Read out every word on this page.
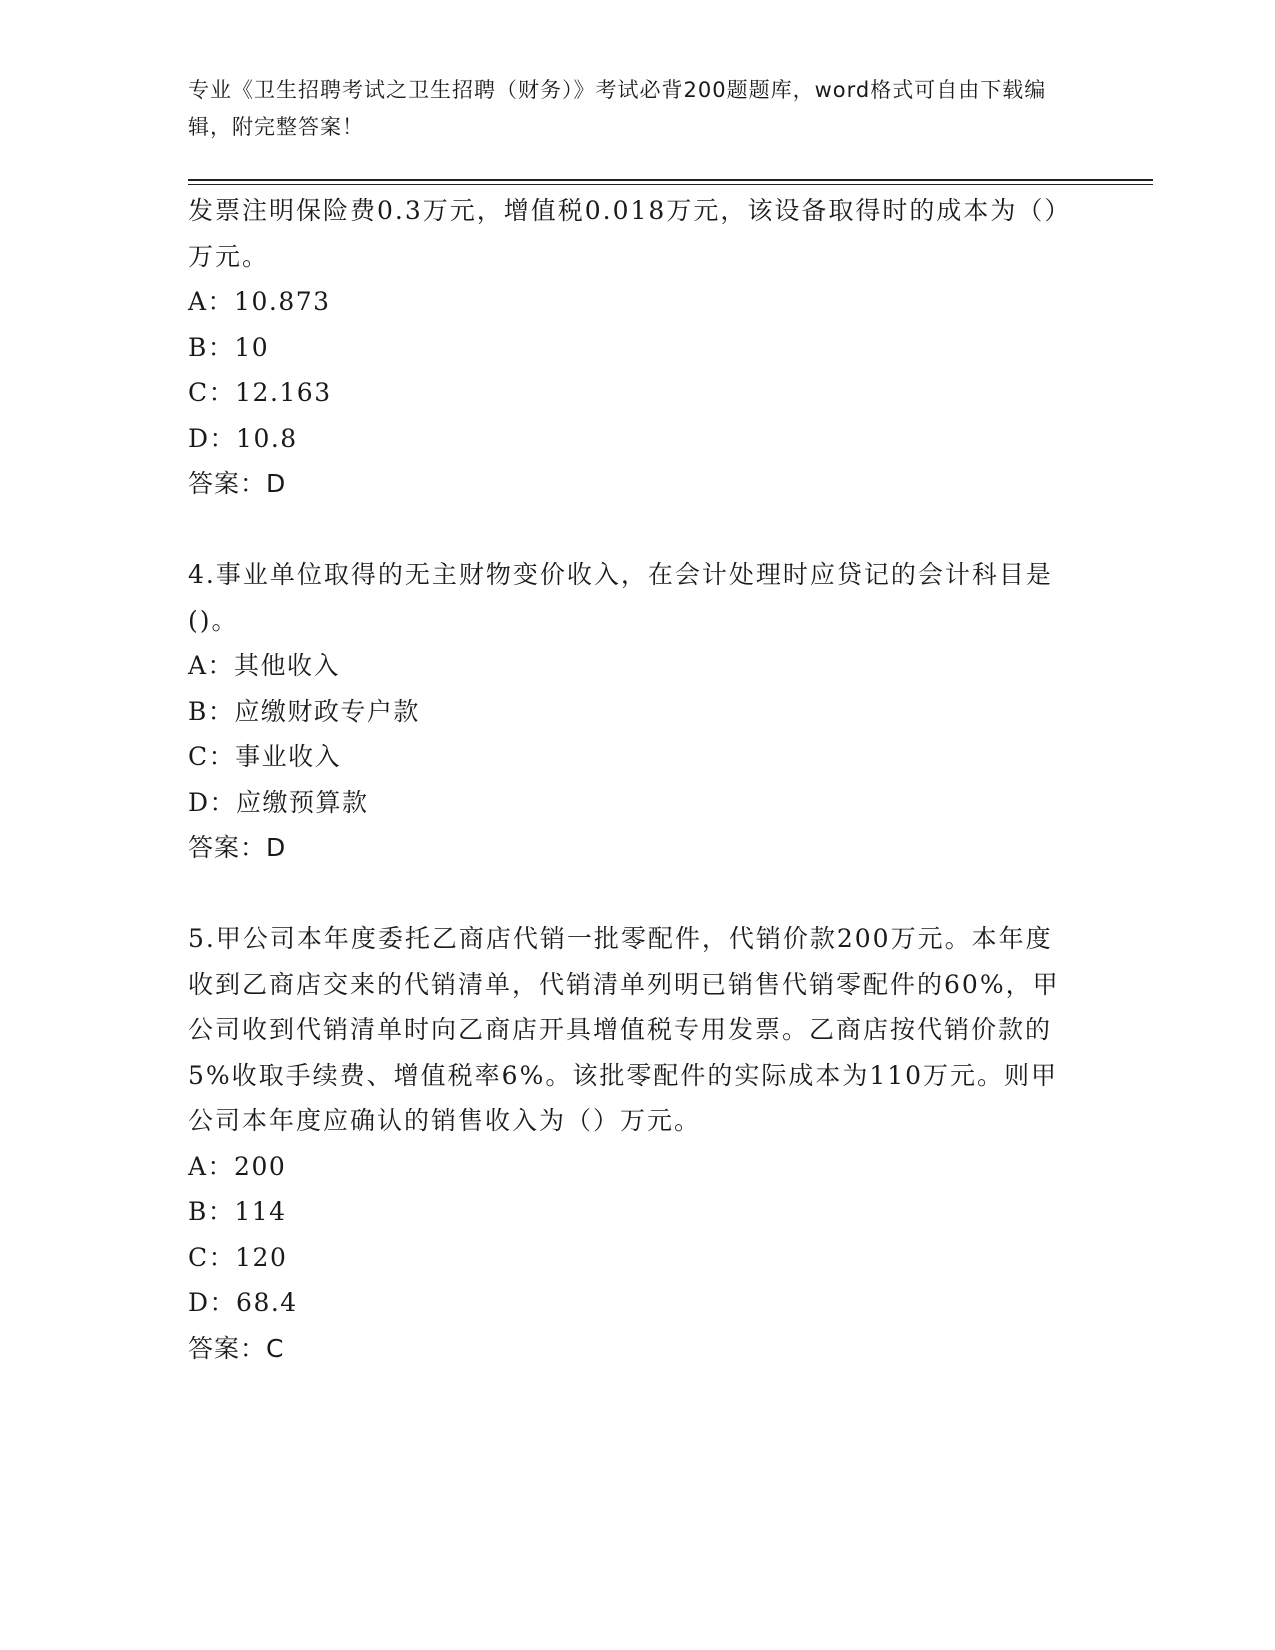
专业《卫生招聘考试之卫生招聘（财务）》考试必背200题题库，word格式可自由下载编辑，附完整答案！

发票注明保险费0.3万元，增值税0.018万元，该设备取得时的成本为（）万元。

A：10.873

B：10

C：12.163

D：10.8

答案：D

4.事业单位取得的无主财物变价收入，在会计处理时应贷记的会计科目是()。

A：其他收入

B：应缴财政专户款

C：事业收入

D：应缴预算款

答案：D

5.甲公司本年度委托乙商店代销一批零配件，代销价款200万元。本年度收到乙商店交来的代销清单，代销清单列明已销售代销零配件的60%，甲公司收到代销清单时向乙商店开具增值税专用发票。乙商店按代销价款的5%收取手续费、增值税率6%。该批零配件的实际成本为110万元。则甲公司本年度应确认的销售收入为（）万元。

A：200

B：114

C：120

D：68.4

答案：C
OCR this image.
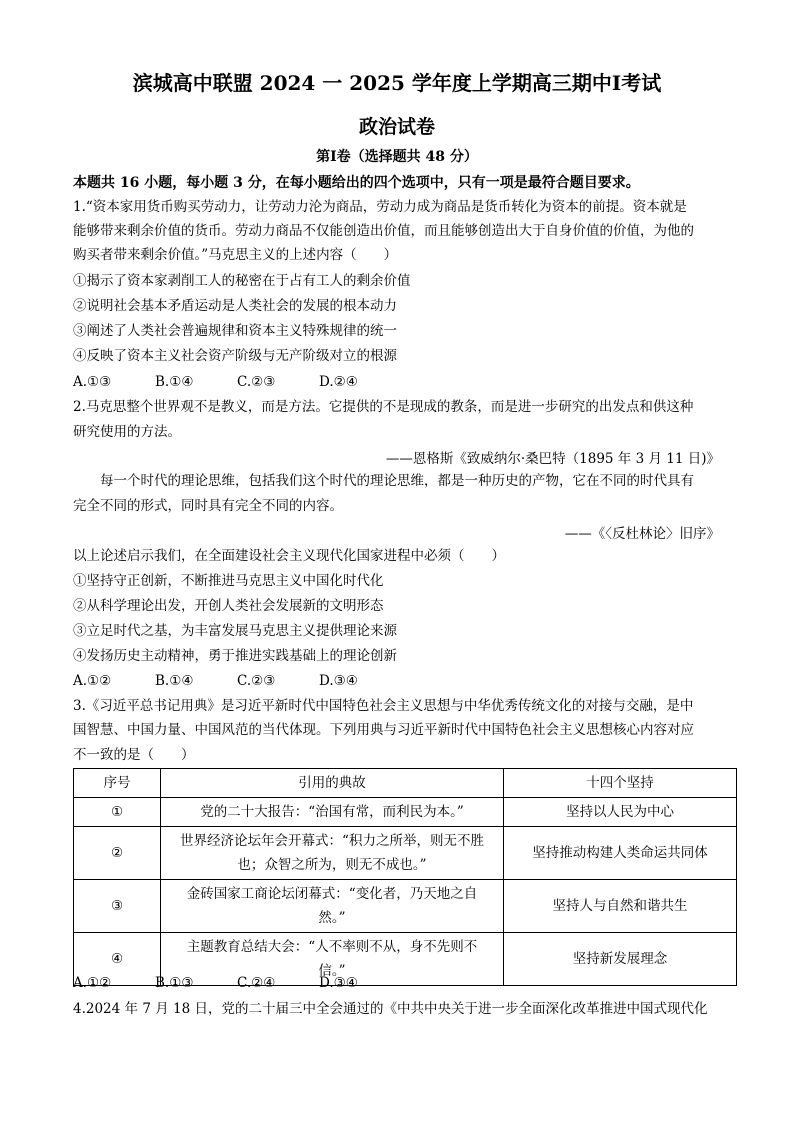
滨城高中联盟 2024 一 2025 学年度上学期高三期中Ⅰ考试
政治试卷
第Ⅰ卷（选择题共 48 分）
本题共 16 小题，每小题 3 分，在每小题给出的四个选项中，只有一项是最符合题目要求。
1.“资本家用货币购买劳动力，让劳动力沦为商品，劳动力成为商品是货币转化为资本的前提。资本就是
能够带来剩余价值的货币。劳动力商品不仅能创造出价值，而且能够创造出大于自身价值的价值，为他的
购买者带来剩余价值。”马克思主义的上述内容（　　）
①揭示了资本家剥削工人的秘密在于占有工人的剩余价值
②说明社会基本矛盾运动是人类社会的发展的根本动力
③阐述了人类社会普遍规律和资本主义特殊规律的统一
④反映了资本主义社会资产阶级与无产阶级对立的根源
A.①③	B.①④	C.②③	D.②④
2.马克思整个世界观不是教义，而是方法。它提供的不是现成的教条，而是进一步研究的出发点和供这种
研究使用的方法。
——恩格斯《致威纳尔·桑巴特（1895 年 3 月 11 日)》
　　每一个时代的理论思维，包括我们这个时代的理论思维，都是一种历史的产物，它在不同的时代具有
完全不同的形式，同时具有完全不同的内容。
——《〈反杜林论〉旧序》
以上论述启示我们，在全面建设社会主义现代化国家进程中必须（　　）
①坚持守正创新，不断推进马克思主义中国化时代化
②从科学理论出发，开创人类社会发展新的文明形态
③立足时代之基，为丰富发展马克思主义提供理论来源
④发扬历史主动精神，勇于推进实践基础上的理论创新
A.①②	B.①④	C.②③	D.③④
3.《习近平总书记用典》是习近平新时代中国特色社会主义思想与中华优秀传统文化的对接与交融，是中
国智慧、中国力量、中国风范的当代体现。下列用典与习近平新时代中国特色社会主义思想核心内容对应
不一致的是（　　）
序号	引用的典故	十四个坚持
①	党的二十大报告：“治国有常，而利民为本。”	坚持以人民为中心
②	世界经济论坛年会开幕式：“积力之所举，则无不胜
也；众智之所为，则无不成也。”	坚持推动构建人类命运共同体
③	金砖国家工商论坛闭幕式：“变化者，乃天地之自
然。”	坚持人与自然和谐共生
④	主题教育总结大会：“人不率则不从，身不先则不
信。”	坚持新发展理念
A.①②	B.①③	C.②④	D.③④
4.2024 年 7 月 18 日，党的二十届三中全会通过的《中共中央关于进一步全面深化改革推进中国式现代化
■ ■ ■ ■
▶ GOAL OF THE EXERCISE
Repeat the entries exactly. Pictures are excluded from the copy.

▶ RESULT
Read out every word on this page.
专业《卫生招聘考试之卫生招聘（财务）》考试必背200题题库，word格式可自由下载编辑，附完整答案！

发票注明保险费0.3万元，增值税0.018万元，该设备取得时的成本为（）万元。

A：10.873

B：10

C：12.163

D：10.8

答案：D

4.事业单位取得的无主财物变价收入，在会计处理时应贷记的会计科目是()。

A：其他收入

B：应缴财政专户款

C：事业收入

D：应缴预算款

答案：D

5.甲公司本年度委托乙商店代销一批零配件，代销价款200万元。本年度收到乙商店交来的代销清单，代销清单列明已销售代销零配件的60%，甲公司收到代销清单时向乙商店开具增值税专用发票。乙商店按代销价款的5%收取手续费、增值税率6%。该批零配件的实际成本为110万元。则甲公司本年度应确认的销售收入为（）万元。

A：200

B：114

C：120

D：68.4

答案：C
OCR this image.
滨城高中联盟 2024 一 2025 学年度上学期高三期中Ⅰ考试
政治试卷
第Ⅰ卷（选择题共 48 分）
本题共 16 小题，每小题 3 分，在每小题给出的四个选项中，只有一项是最符合题目要求。
1.“资本家用货币购买劳动力，让劳动力沦为商品，劳动力成为商品是货币转化为资本的前提。资本就是
能够带来剩余价值的货币。劳动力商品不仅能创造出价值，而且能够创造出大于自身价值的价值，为他的
购买者带来剩余价值。”马克思主义的上述内容（　　）
①揭示了资本家剥削工人的秘密在于占有工人的剩余价值
②说明社会基本矛盾运动是人类社会的发展的根本动力
③阐述了人类社会普遍规律和资本主义特殊规律的统一
④反映了资本主义社会资产阶级与无产阶级对立的根源
A.①③	B.①④	C.②③	D.②④
2.马克思整个世界观不是教义，而是方法。它提供的不是现成的教条，而是进一步研究的出发点和供这种
研究使用的方法。
——恩格斯《致威纳尔·桑巴特（1895 年 3 月 11 日)》
　　每一个时代的理论思维，包括我们这个时代的理论思维，都是一种历史的产物，它在不同的时代具有
完全不同的形式，同时具有完全不同的内容。
——《〈反杜林论〉旧序》
以上论述启示我们，在全面建设社会主义现代化国家进程中必须（　　）
①坚持守正创新，不断推进马克思主义中国化时代化
②从科学理论出发，开创人类社会发展新的文明形态
③立足时代之基，为丰富发展马克思主义提供理论来源
④发扬历史主动精神，勇于推进实践基础上的理论创新
A.①②	B.①④	C.②③	D.③④
3.《习近平总书记用典》是习近平新时代中国特色社会主义思想与中华优秀传统文化的对接与交融，是中
国智慧、中国力量、中国风范的当代体现。下列用典与习近平新时代中国特色社会主义思想核心内容对应
不一致的是（　　）
序号	引用的典故	十四个坚持
①	党的二十大报告：“治国有常，而利民为本。”	坚持以人民为中心
②	世界经济论坛年会开幕式：“积力之所举，则无不胜
也；众智之所为，则无不成也。”	坚持推动构建人类命运共同体
③	金砖国家工商论坛闭幕式：“变化者，乃天地之自
然。”	坚持人与自然和谐共生
④	主题教育总结大会：“人不率则不从，身不先则不
信。”	坚持新发展理念
A.①②	B.①③	C.②④	D.③④
4.2024 年 7 月 18 日，党的二十届三中全会通过的《中共中央关于进一步全面深化改革推进中国式现代化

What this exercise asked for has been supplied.